# Understanding the VGAE and GAE Models

The code from pygcn is designed for a simple GCN network so the model architecture is simpler than that in vgae-pytorch, which is designed for a (V)AE. We'll compare the two code bases and understand the VAE and AE architecture in the context of the math. 

## pygcn Implementation (GCN only)

In [1]:
import torch.nn as nn
import torch.nn.functional as F
from pygcn.layers import GraphConvolution


class GCN(nn.Module):
    def __init__(self, nfeat, nhid, nclass, dropout):
        super(GCN, self).__init__()

        self.gc1 = GraphConvolution(nfeat, nhid)
        self.gc2 = GraphConvolution(nhid, nclass)
        self.dropout = dropout

    def forward(self, x, adj):
        x = F.relu(self.gc1(x, adj)) # notice that the ReLU is applied outside of the GCN layer definition
        x = F.dropout(x, self.dropout, training=self.training) # does vgae-pytorch use dropout? 
        x = self.gc2(x, adj)
        return F.log_softmax(x, dim=1) # note that the final output is using log-softmax

ModuleNotFoundError: No module named 'pygcn'

## vgae-pytorch Implementation 

### VGAE

In [4]:
import torch
import torch.nn as nn
import torch.nn.functional as F
import os
import numpy as np

import args

class VGAE(nn.Module):
	def __init__(self, adj):
		super(VGAE,self).__init__()
		self.base_gcn = GraphConvSparse(args.input_dim, args.hidden1_dim, adj) # first layer
        # the second layer is generated twice, once for the mean and once for the log-std dev
        # this correlates with the original VGAE paper which says that the mean and std dev GCN layers share W0 parameters
		self.gcn_mean = GraphConvSparse(args.hidden1_dim, args.hidden2_dim, adj, activation=lambda x:x) 
		self.gcn_logstddev = GraphConvSparse(args.hidden1_dim, args.hidden2_dim, adj, activation=lambda x:x)

	def encode(self, X):
		hidden = self.base_gcn(X)
		self.mean = self.gcn_mean(hidden)
		self.logstd = self.gcn_logstddev(hidden)
        # the encoder adds N x Nlatent size Gaussian noise to Z during sampling of the latent space
		gaussian_noise = torch.randn(X.size(0), args.hidden2_dim)
		sampled_z = gaussian_noise*torch.exp(self.logstd) + self.mean
		return sampled_z

	def forward(self, X):
        # the full run of the VGAE is to encode a sample, 
        # pull a random sample that is not exactly equal to the encoding of the input 
        # and return the dot product of Z (the random sample) as the prediction Ahat
		Z = self.encode(X)
		A_pred = dot_product_decode(Z)

### GIVEN TASK 1
According to the VGAE and GAE notes, what function does the pygcn GCN apply to its final output?
The entries that follow have nothing to do with the VGAE and GAE notes.

### DATA SUPPLIED
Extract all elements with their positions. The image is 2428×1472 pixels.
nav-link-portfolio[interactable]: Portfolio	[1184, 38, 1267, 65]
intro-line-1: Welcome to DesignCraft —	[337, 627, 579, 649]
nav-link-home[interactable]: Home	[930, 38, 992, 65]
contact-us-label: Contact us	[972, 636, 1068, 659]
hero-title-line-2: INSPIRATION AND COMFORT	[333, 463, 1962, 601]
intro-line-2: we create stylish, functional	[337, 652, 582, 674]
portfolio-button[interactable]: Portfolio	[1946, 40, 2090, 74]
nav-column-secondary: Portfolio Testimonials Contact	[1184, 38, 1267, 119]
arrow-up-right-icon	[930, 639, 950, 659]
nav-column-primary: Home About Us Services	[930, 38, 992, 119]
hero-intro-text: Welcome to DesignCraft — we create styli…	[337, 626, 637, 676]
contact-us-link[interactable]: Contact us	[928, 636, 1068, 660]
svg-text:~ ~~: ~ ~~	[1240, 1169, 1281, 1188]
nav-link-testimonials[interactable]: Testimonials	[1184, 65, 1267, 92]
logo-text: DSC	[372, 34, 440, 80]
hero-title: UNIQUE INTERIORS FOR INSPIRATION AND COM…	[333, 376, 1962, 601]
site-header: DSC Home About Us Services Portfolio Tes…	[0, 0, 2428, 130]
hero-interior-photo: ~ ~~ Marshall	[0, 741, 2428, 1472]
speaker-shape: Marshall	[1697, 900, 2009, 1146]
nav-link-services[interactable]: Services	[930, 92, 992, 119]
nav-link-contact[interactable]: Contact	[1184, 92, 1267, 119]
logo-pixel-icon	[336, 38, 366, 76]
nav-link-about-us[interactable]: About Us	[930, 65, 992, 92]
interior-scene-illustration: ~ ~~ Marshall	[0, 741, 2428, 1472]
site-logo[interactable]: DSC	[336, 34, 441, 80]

### GIVEN TASK 2
Write out every line of the entries above, unchanged.

### FULL OUTPUT 1
Log-softmax.

### FULL OUTPUT 2
Extract all elements with their positions. The image is 2428×1472 pixels.
nav-link-portfolio[interactable]: Portfolio	[1184, 38, 1267, 65]
intro-line-1: Welcome to DesignCraft —	[337, 627, 579, 649]
nav-link-home[interactable]: Home	[930, 38, 992, 65]
contact-us-label: Contact us	[972, 636, 1068, 659]
hero-title-line-2: INSPIRATION AND COMFORT	[333, 463, 1962, 601]
intro-line-2: we create stylish, functional	[337, 652, 582, 674]
portfolio-button[interactable]: Portfolio	[1946, 40, 2090, 74]
nav-column-secondary: Portfolio Testimonials Contact	[1184, 38, 1267, 119]
arrow-up-right-icon	[930, 639, 950, 659]
nav-column-primary: Home About Us Services	[930, 38, 992, 119]
hero-intro-text: Welcome to DesignCraft — we create styli…	[337, 626, 637, 676]
contact-us-link[interactable]: Contact us	[928, 636, 1068, 660]
svg-text:~ ~~: ~ ~~	[1240, 1169, 1281, 1188]
nav-link-testimonials[interactable]: Testimonials	[1184, 65, 1267, 92]
logo-text: DSC	[372, 34, 440, 80]
hero-title: UNIQUE INTERIORS FOR INSPIRATION AND COM…	[333, 376, 1962, 601]
site-header: DSC Home About Us Services Portfolio Tes…	[0, 0, 2428, 130]
hero-interior-photo: ~ ~~ Marshall	[0, 741, 2428, 1472]
speaker-shape: Marshall	[1697, 900, 2009, 1146]
nav-link-services[interactable]: Services	[930, 92, 992, 119]
nav-link-contact[interactable]: Contact	[1184, 92, 1267, 119]
logo-pixel-icon	[336, 38, 366, 76]
nav-link-about-us[interactable]: About Us	[930, 65, 992, 92]
interior-scene-illustration: ~ ~~ Marshall	[0, 741, 2428, 1472]
site-logo[interactable]: DSC	[336, 34, 441, 80]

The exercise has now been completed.